-- Task requirements --
Work out how many lines in the records below include the string "suggestive", and reply with that number alone.
-- Data under study follows --
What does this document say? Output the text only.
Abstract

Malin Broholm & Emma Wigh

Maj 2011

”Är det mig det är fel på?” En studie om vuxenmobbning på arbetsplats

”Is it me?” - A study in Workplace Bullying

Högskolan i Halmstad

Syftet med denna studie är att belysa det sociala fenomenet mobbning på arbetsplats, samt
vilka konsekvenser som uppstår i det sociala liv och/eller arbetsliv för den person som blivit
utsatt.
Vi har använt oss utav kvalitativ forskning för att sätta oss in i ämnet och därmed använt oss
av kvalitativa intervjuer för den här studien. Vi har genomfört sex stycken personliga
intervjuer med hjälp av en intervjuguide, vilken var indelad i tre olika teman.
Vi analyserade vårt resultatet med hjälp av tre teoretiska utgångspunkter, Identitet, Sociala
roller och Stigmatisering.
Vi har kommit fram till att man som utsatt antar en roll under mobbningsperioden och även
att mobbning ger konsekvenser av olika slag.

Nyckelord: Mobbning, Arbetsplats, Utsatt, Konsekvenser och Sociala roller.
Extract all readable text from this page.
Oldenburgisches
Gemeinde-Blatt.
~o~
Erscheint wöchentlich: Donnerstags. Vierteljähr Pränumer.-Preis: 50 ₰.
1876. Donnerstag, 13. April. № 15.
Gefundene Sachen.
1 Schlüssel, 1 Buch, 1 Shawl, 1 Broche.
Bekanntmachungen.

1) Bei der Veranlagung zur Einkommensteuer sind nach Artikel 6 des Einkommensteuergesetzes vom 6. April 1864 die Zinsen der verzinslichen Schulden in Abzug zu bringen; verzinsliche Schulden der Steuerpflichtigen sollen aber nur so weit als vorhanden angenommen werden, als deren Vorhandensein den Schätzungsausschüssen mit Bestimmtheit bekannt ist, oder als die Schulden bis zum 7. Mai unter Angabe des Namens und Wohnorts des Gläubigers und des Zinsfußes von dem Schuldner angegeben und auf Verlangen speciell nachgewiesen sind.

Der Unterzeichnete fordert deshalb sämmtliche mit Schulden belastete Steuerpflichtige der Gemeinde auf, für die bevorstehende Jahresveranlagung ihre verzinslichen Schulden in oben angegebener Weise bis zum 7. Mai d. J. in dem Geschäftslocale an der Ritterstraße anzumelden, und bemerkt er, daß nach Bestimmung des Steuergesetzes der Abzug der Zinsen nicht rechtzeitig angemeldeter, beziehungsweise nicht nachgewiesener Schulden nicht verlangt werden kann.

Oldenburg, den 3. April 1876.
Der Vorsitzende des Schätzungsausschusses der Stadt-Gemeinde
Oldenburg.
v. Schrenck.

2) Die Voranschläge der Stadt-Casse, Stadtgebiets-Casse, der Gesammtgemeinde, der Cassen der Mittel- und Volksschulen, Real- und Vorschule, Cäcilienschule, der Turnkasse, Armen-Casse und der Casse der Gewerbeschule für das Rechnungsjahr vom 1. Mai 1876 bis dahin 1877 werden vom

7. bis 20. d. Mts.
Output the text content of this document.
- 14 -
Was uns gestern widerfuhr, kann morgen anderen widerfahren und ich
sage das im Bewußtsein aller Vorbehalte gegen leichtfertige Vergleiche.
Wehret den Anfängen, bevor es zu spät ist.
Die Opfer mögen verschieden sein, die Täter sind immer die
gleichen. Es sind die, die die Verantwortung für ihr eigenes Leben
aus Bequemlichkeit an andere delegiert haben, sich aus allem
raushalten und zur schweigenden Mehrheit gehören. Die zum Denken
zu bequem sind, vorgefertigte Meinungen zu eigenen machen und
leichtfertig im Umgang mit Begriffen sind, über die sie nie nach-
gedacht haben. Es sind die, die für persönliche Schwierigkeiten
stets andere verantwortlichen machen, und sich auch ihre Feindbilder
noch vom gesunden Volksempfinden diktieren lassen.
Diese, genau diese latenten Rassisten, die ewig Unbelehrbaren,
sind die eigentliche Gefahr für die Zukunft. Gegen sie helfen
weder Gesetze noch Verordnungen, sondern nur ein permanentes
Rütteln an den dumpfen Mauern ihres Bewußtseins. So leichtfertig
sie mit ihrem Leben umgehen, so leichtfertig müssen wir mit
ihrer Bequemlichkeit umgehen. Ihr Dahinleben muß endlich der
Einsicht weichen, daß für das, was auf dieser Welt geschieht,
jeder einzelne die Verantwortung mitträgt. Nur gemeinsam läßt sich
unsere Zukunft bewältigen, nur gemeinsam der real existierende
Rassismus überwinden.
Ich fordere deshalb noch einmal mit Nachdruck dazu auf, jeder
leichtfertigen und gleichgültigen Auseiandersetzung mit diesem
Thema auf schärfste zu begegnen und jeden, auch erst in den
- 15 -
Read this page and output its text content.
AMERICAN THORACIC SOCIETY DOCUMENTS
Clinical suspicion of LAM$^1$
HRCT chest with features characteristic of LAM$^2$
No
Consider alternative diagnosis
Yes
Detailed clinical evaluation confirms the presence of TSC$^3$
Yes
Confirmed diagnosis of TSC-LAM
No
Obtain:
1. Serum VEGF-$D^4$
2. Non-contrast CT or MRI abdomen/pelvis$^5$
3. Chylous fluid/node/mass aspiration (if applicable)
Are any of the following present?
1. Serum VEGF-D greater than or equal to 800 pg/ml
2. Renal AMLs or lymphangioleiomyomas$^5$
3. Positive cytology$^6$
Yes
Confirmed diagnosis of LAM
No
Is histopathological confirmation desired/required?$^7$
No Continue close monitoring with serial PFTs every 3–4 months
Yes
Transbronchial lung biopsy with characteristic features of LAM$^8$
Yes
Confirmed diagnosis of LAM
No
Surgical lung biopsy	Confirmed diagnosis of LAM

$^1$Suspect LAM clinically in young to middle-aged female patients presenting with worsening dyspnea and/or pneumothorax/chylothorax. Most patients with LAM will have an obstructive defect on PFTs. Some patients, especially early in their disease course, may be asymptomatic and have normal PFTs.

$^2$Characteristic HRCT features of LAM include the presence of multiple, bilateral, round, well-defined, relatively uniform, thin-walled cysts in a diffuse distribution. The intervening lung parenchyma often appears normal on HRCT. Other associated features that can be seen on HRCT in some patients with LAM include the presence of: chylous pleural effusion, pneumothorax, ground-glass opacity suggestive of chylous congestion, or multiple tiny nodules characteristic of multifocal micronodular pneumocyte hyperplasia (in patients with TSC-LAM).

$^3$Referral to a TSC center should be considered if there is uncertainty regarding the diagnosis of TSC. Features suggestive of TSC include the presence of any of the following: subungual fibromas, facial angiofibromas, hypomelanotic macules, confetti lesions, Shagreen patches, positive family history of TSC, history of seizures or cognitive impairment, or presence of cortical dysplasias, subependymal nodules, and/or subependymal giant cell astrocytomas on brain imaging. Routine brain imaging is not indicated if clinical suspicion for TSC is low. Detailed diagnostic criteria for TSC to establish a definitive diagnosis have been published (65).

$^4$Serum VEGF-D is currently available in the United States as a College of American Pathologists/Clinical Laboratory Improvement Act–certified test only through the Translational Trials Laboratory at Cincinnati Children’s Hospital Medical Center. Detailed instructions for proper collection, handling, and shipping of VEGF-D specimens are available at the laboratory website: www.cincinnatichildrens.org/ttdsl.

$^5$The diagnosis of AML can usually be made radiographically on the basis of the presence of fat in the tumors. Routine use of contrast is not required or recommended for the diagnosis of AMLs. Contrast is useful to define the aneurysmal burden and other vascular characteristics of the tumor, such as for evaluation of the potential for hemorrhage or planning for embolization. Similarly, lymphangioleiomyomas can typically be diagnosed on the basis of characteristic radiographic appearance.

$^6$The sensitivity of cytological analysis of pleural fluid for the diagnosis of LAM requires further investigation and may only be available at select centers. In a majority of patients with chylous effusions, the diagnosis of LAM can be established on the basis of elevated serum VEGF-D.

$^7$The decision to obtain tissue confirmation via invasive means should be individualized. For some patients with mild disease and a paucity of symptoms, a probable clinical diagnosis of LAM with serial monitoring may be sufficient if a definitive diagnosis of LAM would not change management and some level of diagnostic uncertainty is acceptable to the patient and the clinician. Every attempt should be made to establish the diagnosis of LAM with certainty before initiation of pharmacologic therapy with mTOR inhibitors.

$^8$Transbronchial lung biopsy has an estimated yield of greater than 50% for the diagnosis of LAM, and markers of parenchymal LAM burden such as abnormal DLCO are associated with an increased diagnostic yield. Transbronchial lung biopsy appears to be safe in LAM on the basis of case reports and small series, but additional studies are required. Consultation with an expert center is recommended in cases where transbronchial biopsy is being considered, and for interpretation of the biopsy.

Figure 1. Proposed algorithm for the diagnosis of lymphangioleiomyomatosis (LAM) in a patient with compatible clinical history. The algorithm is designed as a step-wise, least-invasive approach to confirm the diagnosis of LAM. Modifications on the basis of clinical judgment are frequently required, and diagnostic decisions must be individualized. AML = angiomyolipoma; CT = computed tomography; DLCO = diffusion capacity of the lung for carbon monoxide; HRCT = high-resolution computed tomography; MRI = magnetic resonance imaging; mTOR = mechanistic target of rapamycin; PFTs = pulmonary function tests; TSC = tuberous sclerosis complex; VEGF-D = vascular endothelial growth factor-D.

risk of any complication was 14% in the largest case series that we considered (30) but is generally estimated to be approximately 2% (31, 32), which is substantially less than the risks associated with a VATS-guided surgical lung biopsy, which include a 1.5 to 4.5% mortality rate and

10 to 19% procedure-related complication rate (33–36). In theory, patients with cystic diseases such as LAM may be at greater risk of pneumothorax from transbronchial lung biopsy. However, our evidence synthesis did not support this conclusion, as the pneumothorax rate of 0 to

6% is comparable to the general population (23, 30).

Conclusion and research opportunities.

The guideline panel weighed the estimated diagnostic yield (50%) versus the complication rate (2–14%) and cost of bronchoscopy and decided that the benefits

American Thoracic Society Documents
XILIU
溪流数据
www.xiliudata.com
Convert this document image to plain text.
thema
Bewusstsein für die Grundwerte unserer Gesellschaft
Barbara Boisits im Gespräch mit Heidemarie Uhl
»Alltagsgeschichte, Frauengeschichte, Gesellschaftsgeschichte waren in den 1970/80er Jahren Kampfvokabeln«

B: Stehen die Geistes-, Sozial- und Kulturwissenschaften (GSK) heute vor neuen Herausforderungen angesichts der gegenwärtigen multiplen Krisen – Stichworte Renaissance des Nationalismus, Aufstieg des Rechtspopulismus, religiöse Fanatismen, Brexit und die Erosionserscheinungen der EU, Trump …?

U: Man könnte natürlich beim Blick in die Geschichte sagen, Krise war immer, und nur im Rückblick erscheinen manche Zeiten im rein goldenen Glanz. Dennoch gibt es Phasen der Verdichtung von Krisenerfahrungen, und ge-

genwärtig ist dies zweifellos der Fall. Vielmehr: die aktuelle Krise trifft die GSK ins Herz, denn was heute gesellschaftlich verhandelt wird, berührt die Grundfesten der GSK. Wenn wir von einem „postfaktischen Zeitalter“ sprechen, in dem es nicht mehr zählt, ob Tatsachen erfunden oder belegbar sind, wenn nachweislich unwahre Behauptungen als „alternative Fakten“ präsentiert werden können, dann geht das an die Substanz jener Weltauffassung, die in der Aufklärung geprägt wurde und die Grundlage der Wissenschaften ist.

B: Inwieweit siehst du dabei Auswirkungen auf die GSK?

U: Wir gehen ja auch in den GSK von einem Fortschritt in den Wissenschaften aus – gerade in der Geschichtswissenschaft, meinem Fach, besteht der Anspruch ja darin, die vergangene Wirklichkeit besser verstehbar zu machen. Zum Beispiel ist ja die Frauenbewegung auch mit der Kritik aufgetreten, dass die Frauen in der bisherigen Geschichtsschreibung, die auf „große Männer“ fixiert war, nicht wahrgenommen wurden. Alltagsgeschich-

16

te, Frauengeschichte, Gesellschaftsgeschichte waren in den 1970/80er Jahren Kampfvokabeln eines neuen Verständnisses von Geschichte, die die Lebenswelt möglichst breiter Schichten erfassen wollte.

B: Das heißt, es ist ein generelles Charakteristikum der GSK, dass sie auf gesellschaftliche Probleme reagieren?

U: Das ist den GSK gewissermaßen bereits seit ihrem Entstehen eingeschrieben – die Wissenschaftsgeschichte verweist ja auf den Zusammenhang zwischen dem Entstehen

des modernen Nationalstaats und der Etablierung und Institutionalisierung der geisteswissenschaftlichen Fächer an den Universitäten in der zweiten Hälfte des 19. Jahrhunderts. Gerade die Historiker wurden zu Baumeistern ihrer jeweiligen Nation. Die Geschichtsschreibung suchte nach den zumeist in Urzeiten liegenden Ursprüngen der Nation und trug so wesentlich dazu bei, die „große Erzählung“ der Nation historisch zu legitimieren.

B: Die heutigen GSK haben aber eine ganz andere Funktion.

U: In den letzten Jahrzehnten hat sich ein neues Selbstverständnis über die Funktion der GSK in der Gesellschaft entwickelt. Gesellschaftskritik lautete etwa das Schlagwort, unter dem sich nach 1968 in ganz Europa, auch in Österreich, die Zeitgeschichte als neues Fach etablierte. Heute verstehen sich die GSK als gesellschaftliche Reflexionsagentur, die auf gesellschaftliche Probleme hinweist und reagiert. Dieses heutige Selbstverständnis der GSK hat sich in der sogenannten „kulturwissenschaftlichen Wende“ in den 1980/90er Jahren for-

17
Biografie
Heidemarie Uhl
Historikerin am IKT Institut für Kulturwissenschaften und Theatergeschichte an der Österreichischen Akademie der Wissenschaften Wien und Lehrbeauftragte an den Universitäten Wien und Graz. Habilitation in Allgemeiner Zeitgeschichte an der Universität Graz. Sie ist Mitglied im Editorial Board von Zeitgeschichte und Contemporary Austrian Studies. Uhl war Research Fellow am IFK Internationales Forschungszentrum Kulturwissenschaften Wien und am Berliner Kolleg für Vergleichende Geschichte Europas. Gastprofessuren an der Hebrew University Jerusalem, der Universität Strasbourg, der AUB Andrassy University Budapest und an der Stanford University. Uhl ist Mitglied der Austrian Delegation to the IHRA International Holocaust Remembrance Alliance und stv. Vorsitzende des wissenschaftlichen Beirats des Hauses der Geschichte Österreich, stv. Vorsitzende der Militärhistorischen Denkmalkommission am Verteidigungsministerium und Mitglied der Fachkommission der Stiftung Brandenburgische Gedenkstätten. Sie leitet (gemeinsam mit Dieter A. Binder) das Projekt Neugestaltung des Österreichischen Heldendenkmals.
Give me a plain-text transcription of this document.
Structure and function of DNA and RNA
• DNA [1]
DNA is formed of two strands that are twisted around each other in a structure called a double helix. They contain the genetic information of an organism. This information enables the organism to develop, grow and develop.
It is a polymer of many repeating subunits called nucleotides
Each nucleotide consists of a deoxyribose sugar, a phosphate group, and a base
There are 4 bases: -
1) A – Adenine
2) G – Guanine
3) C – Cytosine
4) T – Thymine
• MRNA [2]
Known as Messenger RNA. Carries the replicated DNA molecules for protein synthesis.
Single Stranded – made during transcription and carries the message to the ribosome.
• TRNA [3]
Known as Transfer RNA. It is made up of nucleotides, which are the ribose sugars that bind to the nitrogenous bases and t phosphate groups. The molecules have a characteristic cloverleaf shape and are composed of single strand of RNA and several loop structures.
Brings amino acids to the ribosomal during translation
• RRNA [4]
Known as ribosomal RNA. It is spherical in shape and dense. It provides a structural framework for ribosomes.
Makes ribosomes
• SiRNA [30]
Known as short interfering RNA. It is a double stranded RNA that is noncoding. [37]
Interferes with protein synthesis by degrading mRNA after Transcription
-- Data under study concluded --
-- Exercise output --
2